▸ SOURCE:
-=-=-=-=-

Collecter les expériences de vie liées à la nourriture de différentes femmes, et utiliser la nourriture et le corps féminin pour créer des images. En filmant et en montant, établir des associations visuelles entre le corps féminin et la nourriture, montrer comment les femmes perçoivent le monde extérieur à travers la nourriture, et comment elles sont perçues par le monde extérieur à travers la nourriture.

  • De ma part: En utilisant les nourritures pour exprimer mes sentiments sur “l’identité féminine” – trois vidéos expérimentales de la performance alimentaire.

-=-=-=-=-

▸ COURT EXERCICE 1:
Répondez aux questions suivantes d'après la source.
(a) Quelles expériences le projet prévoit-il de collecter ?
(b) Combien de vidéos expérimentales la partie « De ma part » annonce-t-elle ?
(c) Sur quelle notion, placée entre guillemets, les nourritures servent-elles à exprimer des sentiments ?
▸ COURT EXERCICE 2:
Prolongez le texte sur la nourriture et le corps féminin en reprenant juste après sa dernière phrase.

Enregistrements de boîtes annotées:
-=-=-=-=-

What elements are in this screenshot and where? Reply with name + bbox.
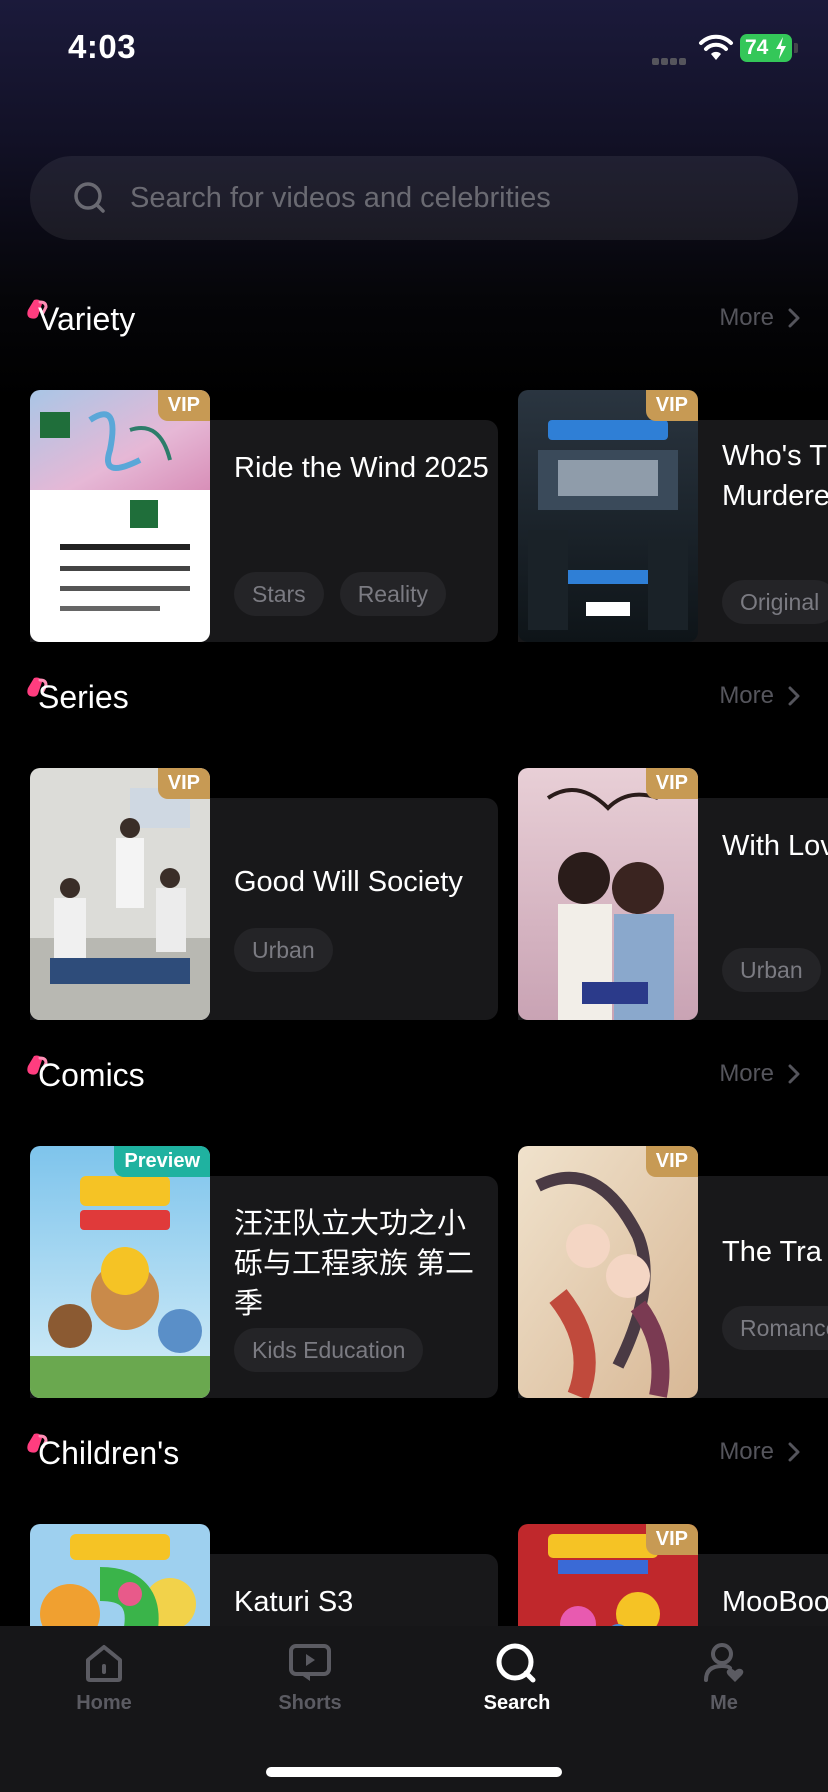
content-card[interactable]: VIP Who's The Murderer Season Original	[518, 390, 828, 642]
more-link[interactable]: More	[719, 682, 800, 710]
poster-image: VIP	[518, 768, 698, 1020]
tab-label: Home	[76, 1692, 132, 1714]
chevron-right-icon	[788, 1064, 800, 1084]
tab-label: Search	[483, 1692, 551, 1714]
poster-image: VIP	[30, 390, 210, 642]
vip-badge: VIP	[645, 1524, 698, 1555]
vip-badge: VIP	[157, 390, 210, 421]
more-label: More	[719, 1438, 774, 1465]
play-screen-icon	[289, 1644, 331, 1681]
status-bar: 4:03 74	[0, 0, 828, 100]
section-title: Comics	[38, 1057, 145, 1093]
card-title: 汪汪队立大功之小砾与工程家族 第二季	[234, 1208, 475, 1320]
tag[interactable]: Stars	[234, 572, 324, 616]
chevron-right-icon	[788, 686, 800, 706]
status-time: 4:03	[68, 28, 137, 65]
tag-list: Original	[722, 580, 828, 624]
vip-badge: VIP	[157, 768, 210, 799]
more-label: More	[719, 304, 774, 331]
tab-me[interactable]: Me	[644, 1642, 804, 1742]
card-title: The Tra	[722, 1236, 822, 1268]
section-header: Comics More	[0, 1052, 828, 1102]
section-header: Series More	[0, 674, 828, 724]
content-card[interactable]: VIP With Love You Urban	[518, 768, 828, 1020]
card-title: Katuri S3	[234, 1586, 354, 1618]
tag[interactable]: Original	[722, 580, 828, 624]
battery-level: 74	[745, 36, 769, 59]
cellular-signal-icon	[652, 52, 690, 65]
content-card[interactable]: VIP Good Will Society Urban	[30, 768, 498, 1020]
poster-image: Preview	[30, 1146, 210, 1398]
tag-list: Urban	[234, 928, 333, 972]
chevron-right-icon	[788, 1442, 800, 1462]
content-card[interactable]: VIP Ride the Wind 2025 Stars Reality	[30, 390, 498, 642]
content-card[interactable]: Preview 汪汪队立大功之小砾与工程家族 第二季 Kids Educatio…	[30, 1146, 498, 1398]
tab-label: Shorts	[278, 1692, 342, 1714]
card-title: With Love You	[722, 830, 828, 862]
card-title: MooBoo Insect W	[722, 1586, 828, 1618]
tag[interactable]: Reality	[339, 572, 446, 616]
profile-heart-icon	[704, 1643, 744, 1682]
battery-indicator: 74	[740, 34, 792, 62]
tag[interactable]: Urban	[234, 928, 333, 972]
content-card[interactable]: VIP The Tra Romance	[518, 1146, 828, 1398]
tag-list: Urban	[722, 948, 821, 992]
section-title: Series	[38, 679, 129, 715]
tag[interactable]: Kids Education	[234, 1328, 424, 1372]
poster-art	[518, 768, 698, 1020]
section-header: Variety More	[0, 296, 828, 346]
tag-list: Romance	[722, 1306, 828, 1350]
wifi-icon	[699, 34, 733, 60]
charging-bolt-icon	[776, 37, 786, 59]
search-icon	[496, 1643, 536, 1683]
tab-home[interactable]: Home	[24, 1642, 184, 1742]
card-title: Who's The Murderer Season	[722, 440, 828, 512]
poster-image: VIP	[518, 1146, 698, 1398]
search-bar[interactable]	[30, 156, 798, 240]
tag[interactable]: Urban	[722, 948, 821, 992]
more-link[interactable]: More	[719, 1438, 800, 1466]
more-label: More	[719, 682, 774, 709]
section-title: Variety	[38, 301, 136, 337]
poster-image: VIP	[30, 768, 210, 1020]
tab-label: Me	[710, 1692, 738, 1714]
more-link[interactable]: More	[719, 304, 800, 332]
card-title: Good Will Society	[234, 866, 463, 898]
more-link[interactable]: More	[719, 1060, 800, 1088]
home-indicator	[266, 1767, 562, 1777]
poster-art	[30, 390, 210, 642]
section-title: Children's	[38, 1435, 180, 1471]
poster-art	[518, 1146, 698, 1398]
section-header: Children's More	[0, 1430, 828, 1480]
home-icon	[86, 1645, 122, 1682]
poster-image: VIP	[518, 390, 698, 642]
tab-shorts[interactable]: Shorts	[230, 1642, 390, 1742]
tag[interactable]: Romance	[722, 1306, 828, 1350]
vip-badge: VIP	[645, 768, 698, 799]
tag-list: Stars Reality	[234, 572, 446, 616]
search-screen: 4:03 74 Variety	[0, 0, 828, 1792]
poster-art	[518, 390, 698, 642]
vip-badge: VIP	[645, 390, 698, 421]
search-input[interactable]	[130, 181, 750, 215]
preview-badge: Preview	[114, 1146, 210, 1177]
chevron-right-icon	[788, 308, 800, 328]
more-label: More	[719, 1060, 774, 1087]
search-icon	[74, 182, 105, 213]
battery-cap	[794, 43, 798, 53]
poster-art	[30, 768, 210, 1020]
tab-search[interactable]: Search	[437, 1642, 597, 1742]
card-title: Ride the Wind 2025	[234, 452, 489, 484]
poster-art	[30, 1146, 210, 1398]
tag-list: Kids Education	[234, 1328, 424, 1372]
vip-badge: VIP	[645, 1146, 698, 1177]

-=-=-=-=-

▸ RÉSULTAT 1:
(a) Les expériences de vie liées à la nourriture de différentes femmes.
(b) Trois.
(c) L'« identité féminine ».

▸ RÉSULTAT 2:
Dans mes tentatives antérieures, j’ai utilisé respectivement la tomate, le tofu et la farine (pâte) comme sujets de performances visuelles. Elles émanent de trois thèmes différents et de perspectives sensorielles distinctes, cherchant à transmettre une expression visuelle de l’expérience émotionnelle. Par exemple, dans le cas de la “tomate”, j’ai utilisé la métaphore des organes génitaux féminins, établissant une connexion directe entre le sujet de la tomate et l’image du corps féminin. À travers des mouvements corporels violents, j’ai illustré le processus de pression, de broyage, d’ingestion et de vomissement de la tomate, métaphorisant la reproduction du corps féminin comme une douleur continuelle, façonnée de manière non autonome dans l’idéologie de la société patriarcale. En revanche, dans le cas du tofu, j’ai exploité les propriétés particulières de la nourriture et les sons et images résultant de l’interaction avec les ustensiles de cuisine. À l’aide d’un effet de montage décalé, j’ai créé des fantasmes de scènes sexuelles, exprimant l’objectivation des femmes dans la culture hétérosexuelle.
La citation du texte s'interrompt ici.